%%

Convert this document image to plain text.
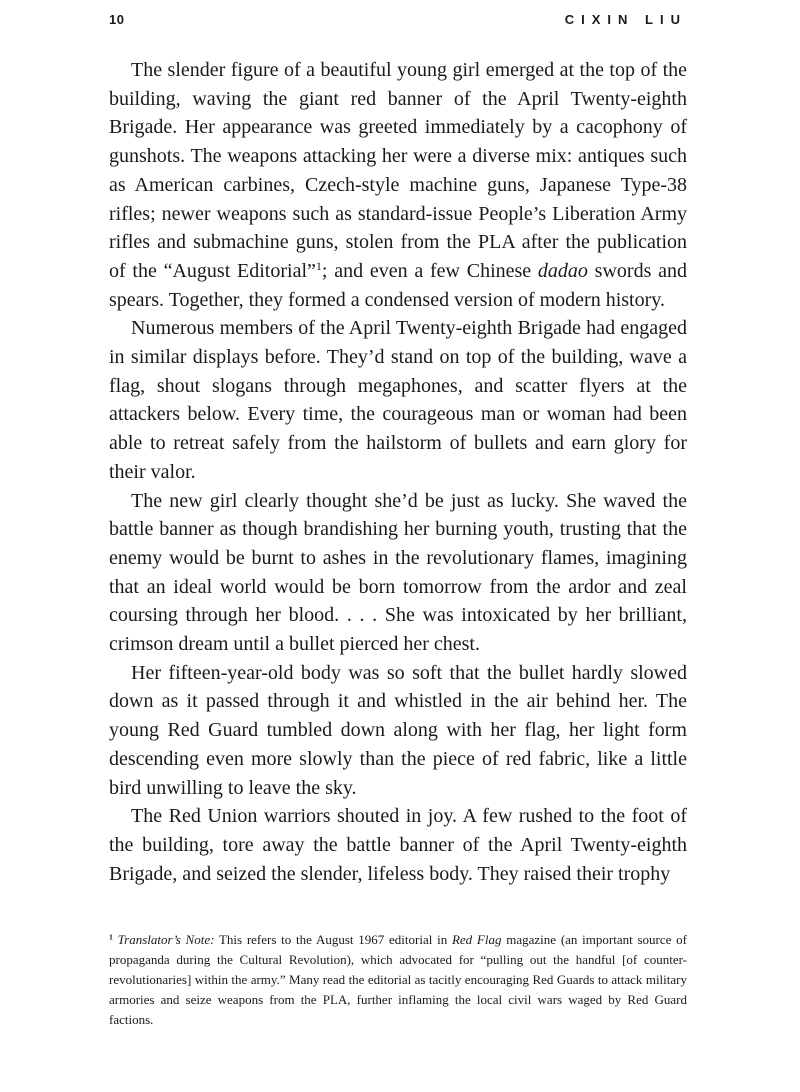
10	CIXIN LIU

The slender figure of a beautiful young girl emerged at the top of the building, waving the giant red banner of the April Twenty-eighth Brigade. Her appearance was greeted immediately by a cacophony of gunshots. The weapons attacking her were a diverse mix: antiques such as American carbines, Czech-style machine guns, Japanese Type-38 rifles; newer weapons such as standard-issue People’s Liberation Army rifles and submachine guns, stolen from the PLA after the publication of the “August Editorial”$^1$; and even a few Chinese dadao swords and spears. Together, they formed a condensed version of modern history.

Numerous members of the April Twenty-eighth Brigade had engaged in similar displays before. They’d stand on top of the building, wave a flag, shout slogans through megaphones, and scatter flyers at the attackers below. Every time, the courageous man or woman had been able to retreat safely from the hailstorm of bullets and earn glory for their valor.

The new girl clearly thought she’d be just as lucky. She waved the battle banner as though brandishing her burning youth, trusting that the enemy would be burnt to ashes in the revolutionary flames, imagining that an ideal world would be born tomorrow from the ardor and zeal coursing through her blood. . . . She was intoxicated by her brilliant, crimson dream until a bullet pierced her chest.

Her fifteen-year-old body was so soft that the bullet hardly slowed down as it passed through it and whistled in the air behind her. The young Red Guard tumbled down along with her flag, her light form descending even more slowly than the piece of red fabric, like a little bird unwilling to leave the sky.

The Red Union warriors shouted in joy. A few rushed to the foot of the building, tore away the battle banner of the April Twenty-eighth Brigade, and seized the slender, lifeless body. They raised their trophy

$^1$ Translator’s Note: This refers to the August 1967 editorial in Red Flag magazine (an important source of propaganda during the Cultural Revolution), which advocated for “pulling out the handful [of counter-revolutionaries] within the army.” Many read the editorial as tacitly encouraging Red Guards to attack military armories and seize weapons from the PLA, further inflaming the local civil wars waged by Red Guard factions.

%%
%%

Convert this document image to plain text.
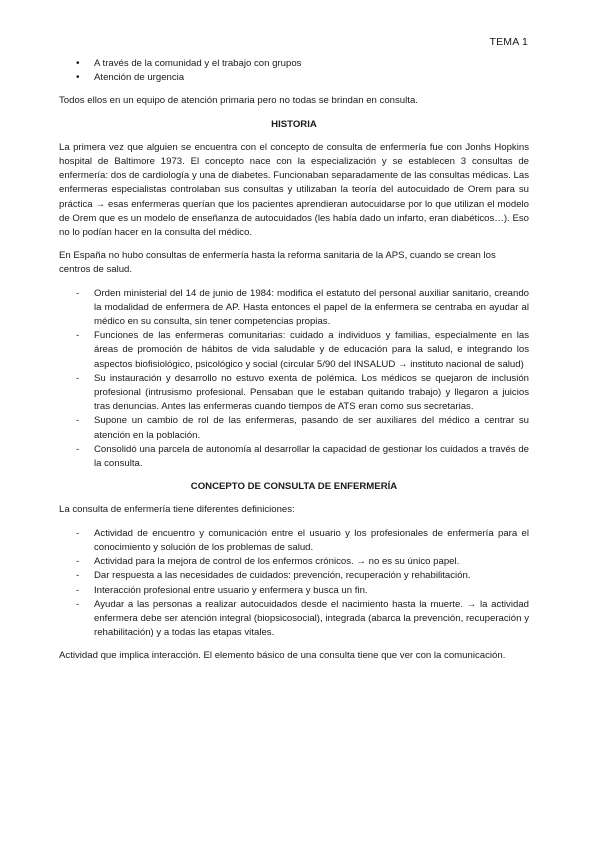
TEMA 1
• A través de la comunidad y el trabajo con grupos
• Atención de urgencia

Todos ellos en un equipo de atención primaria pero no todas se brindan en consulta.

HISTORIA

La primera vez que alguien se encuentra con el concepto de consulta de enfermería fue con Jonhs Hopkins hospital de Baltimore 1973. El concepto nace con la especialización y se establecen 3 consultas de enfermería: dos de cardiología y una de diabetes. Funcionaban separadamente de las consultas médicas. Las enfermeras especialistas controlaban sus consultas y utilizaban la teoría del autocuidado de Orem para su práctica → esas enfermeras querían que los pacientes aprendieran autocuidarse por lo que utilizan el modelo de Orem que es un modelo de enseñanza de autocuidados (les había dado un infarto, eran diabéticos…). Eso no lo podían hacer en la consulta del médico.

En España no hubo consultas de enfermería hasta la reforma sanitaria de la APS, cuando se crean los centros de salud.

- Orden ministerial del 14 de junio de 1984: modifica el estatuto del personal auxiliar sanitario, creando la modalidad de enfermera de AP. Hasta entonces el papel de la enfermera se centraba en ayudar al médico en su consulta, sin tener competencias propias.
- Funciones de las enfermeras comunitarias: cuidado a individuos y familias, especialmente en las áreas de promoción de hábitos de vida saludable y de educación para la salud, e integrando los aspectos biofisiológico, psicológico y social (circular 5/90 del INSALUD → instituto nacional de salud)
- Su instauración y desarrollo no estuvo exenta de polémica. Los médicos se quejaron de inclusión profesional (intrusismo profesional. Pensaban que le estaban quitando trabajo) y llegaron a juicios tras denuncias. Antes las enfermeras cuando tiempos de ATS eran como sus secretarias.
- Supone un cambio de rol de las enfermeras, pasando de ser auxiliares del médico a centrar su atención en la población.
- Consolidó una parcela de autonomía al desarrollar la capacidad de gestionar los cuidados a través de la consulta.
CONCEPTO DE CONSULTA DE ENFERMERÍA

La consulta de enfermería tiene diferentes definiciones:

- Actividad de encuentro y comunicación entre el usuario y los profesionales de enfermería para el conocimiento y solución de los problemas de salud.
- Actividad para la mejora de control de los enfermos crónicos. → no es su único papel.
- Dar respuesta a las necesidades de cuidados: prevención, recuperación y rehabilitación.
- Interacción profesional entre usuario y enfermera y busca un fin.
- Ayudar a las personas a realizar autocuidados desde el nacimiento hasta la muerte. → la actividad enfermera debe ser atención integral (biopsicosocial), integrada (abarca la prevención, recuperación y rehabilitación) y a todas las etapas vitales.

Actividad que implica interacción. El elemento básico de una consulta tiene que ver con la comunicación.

%%

STATED TASK => Find the string "rehabilitación" in the listing and return every line that holds it.

CORRECT RESULT =>
- Dar respuesta a las necesidades de cuidados: prevención, recuperación y rehabilitación.
- Ayudar a las personas a realizar autocuidados desde el nacimiento hasta la muerte. → la actividad enfermera debe ser atención integral (biopsicosocial), integrada (abarca la prevención, recuperación y rehabilitación) y a todas las etapas vitales.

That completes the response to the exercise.